_TO DO_
Seek out every line containing the word "Plugins", and copy each.

(Data items)
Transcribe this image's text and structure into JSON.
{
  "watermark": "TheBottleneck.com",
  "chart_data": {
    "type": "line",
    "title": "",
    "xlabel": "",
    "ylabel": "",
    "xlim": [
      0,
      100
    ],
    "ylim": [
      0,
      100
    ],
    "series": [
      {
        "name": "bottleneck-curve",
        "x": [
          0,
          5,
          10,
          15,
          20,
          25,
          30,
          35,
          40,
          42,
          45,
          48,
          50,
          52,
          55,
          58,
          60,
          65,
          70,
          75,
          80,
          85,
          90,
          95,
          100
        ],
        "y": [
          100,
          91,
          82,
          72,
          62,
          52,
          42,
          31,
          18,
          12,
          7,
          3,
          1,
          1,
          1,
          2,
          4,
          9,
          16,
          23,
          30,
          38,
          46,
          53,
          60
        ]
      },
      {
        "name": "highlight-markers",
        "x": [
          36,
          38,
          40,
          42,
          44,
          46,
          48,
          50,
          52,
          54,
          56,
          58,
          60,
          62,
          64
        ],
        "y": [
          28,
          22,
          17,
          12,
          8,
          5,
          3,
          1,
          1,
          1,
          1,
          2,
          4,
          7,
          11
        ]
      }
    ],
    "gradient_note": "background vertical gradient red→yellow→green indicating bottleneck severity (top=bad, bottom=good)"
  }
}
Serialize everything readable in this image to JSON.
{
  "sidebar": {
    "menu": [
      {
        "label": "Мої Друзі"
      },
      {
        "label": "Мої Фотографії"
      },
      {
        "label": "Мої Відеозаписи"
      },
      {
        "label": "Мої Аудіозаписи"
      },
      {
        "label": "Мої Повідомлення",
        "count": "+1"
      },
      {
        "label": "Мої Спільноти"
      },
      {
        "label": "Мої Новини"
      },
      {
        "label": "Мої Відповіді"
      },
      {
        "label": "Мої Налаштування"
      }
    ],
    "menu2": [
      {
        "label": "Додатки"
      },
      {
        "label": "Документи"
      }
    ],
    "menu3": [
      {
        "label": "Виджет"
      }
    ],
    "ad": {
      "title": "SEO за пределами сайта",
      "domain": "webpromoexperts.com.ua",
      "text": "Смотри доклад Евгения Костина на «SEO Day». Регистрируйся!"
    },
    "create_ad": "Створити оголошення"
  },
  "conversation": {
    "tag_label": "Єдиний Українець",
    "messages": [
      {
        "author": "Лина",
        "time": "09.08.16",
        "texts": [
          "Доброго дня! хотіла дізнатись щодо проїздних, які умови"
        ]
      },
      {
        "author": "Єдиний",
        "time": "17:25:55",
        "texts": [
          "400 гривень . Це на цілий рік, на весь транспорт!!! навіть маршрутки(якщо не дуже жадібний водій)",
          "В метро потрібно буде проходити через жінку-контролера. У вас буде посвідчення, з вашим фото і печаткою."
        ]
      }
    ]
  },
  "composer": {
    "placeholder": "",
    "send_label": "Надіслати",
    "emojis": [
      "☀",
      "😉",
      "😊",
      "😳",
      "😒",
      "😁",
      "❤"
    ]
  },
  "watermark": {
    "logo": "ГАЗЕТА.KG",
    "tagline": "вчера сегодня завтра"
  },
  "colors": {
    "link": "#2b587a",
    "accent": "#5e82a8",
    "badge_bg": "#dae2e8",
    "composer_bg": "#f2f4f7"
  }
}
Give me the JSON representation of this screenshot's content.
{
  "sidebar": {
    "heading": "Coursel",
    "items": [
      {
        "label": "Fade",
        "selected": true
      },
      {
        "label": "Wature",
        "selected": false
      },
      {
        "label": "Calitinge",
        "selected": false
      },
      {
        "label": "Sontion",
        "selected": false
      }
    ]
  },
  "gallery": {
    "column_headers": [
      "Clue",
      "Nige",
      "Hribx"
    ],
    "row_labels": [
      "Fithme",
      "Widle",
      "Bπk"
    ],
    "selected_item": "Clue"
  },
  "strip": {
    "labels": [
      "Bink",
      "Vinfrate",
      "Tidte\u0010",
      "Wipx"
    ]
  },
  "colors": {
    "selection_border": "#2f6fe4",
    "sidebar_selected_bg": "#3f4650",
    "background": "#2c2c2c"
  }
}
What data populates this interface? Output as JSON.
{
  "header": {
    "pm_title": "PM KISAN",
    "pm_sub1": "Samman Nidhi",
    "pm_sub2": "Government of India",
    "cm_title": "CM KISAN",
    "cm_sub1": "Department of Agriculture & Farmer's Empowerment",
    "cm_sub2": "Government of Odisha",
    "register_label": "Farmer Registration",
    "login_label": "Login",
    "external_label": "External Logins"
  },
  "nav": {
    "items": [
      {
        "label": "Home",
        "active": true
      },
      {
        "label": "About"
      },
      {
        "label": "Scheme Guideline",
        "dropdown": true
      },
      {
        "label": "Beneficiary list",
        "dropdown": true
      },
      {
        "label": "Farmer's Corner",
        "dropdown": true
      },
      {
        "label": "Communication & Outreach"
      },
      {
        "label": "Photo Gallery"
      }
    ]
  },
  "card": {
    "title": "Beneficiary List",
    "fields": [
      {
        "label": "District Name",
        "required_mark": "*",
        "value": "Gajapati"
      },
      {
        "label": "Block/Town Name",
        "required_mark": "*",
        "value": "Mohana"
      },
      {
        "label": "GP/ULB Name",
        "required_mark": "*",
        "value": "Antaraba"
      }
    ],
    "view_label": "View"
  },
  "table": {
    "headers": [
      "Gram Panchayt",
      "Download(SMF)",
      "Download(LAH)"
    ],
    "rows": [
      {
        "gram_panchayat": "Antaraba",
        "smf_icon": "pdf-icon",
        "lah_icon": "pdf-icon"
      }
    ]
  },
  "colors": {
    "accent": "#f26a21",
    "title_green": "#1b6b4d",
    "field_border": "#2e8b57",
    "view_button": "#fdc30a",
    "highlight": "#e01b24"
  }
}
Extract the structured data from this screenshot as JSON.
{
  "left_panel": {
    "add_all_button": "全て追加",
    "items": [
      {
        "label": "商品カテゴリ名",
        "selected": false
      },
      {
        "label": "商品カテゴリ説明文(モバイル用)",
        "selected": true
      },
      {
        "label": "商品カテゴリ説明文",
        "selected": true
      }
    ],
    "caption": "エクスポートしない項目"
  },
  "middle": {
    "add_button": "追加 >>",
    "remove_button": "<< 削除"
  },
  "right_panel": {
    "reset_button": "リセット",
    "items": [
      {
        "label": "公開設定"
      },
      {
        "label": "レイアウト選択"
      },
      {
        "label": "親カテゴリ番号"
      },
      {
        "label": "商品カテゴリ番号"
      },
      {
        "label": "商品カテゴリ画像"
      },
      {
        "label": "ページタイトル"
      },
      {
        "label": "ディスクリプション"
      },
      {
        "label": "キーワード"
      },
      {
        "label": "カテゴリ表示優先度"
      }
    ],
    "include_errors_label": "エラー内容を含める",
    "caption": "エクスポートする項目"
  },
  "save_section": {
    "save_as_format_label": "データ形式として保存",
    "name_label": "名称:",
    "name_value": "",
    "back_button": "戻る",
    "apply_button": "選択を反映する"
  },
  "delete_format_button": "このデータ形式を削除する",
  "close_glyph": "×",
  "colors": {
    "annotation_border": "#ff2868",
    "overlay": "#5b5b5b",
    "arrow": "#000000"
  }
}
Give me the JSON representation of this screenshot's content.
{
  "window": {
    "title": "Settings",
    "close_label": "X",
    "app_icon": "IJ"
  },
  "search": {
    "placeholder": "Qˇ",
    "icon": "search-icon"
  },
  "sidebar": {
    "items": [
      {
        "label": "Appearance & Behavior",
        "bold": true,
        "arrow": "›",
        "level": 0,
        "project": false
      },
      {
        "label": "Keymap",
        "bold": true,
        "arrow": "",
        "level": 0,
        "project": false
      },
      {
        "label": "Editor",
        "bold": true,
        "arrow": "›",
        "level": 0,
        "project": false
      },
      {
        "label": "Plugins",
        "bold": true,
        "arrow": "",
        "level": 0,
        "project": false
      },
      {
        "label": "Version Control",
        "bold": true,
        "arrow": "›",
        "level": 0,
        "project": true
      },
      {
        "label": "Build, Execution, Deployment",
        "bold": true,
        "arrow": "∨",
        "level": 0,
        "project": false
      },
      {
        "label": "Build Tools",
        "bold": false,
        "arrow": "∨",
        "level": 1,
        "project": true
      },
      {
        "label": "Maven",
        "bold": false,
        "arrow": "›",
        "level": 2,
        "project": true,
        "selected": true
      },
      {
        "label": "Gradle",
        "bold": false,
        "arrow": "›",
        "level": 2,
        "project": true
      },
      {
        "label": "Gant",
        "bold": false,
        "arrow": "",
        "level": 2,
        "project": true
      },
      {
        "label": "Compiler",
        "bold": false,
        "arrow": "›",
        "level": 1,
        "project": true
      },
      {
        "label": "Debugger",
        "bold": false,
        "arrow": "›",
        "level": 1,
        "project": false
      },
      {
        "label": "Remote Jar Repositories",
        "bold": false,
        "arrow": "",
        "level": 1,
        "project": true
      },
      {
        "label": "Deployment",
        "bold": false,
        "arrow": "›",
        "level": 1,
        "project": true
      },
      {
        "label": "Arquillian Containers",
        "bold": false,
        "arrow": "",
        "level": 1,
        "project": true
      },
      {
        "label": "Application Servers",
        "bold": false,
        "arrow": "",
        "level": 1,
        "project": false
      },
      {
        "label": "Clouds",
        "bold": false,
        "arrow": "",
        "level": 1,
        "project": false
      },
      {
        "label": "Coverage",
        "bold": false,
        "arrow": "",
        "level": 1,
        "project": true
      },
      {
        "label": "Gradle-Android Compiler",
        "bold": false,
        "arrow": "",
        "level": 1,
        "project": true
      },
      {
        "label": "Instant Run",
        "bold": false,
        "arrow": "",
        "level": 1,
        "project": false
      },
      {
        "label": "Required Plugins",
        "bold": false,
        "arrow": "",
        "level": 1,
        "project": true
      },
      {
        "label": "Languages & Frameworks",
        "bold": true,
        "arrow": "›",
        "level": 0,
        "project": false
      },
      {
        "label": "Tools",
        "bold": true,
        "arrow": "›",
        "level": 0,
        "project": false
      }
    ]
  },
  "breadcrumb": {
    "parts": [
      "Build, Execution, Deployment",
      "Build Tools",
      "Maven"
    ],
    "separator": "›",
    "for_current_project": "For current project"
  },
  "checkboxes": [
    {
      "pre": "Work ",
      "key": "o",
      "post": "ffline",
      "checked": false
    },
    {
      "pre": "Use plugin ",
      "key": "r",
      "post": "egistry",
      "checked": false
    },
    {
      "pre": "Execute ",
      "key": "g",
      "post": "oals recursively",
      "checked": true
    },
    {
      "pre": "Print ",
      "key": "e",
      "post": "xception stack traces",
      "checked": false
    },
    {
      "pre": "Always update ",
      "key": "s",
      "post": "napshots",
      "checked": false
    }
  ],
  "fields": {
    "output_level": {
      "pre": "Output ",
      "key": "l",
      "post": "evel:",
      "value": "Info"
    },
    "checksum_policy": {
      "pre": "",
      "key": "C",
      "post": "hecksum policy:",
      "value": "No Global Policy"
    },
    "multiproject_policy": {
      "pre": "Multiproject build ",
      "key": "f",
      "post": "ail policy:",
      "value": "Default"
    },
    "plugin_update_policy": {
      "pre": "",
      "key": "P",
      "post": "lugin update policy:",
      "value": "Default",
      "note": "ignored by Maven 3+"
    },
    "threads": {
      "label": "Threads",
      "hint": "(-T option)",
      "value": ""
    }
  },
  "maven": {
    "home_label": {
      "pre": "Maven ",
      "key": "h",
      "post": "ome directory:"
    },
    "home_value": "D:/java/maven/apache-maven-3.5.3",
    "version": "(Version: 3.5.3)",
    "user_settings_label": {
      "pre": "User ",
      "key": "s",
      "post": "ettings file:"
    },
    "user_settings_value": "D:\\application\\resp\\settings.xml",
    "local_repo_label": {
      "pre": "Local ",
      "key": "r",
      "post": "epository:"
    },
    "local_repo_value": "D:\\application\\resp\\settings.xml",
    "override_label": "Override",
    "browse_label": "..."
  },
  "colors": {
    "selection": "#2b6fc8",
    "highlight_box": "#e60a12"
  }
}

_ANSWER FOR THE TASK_
        "label": "Plugins",
        "label": "Required Plugins",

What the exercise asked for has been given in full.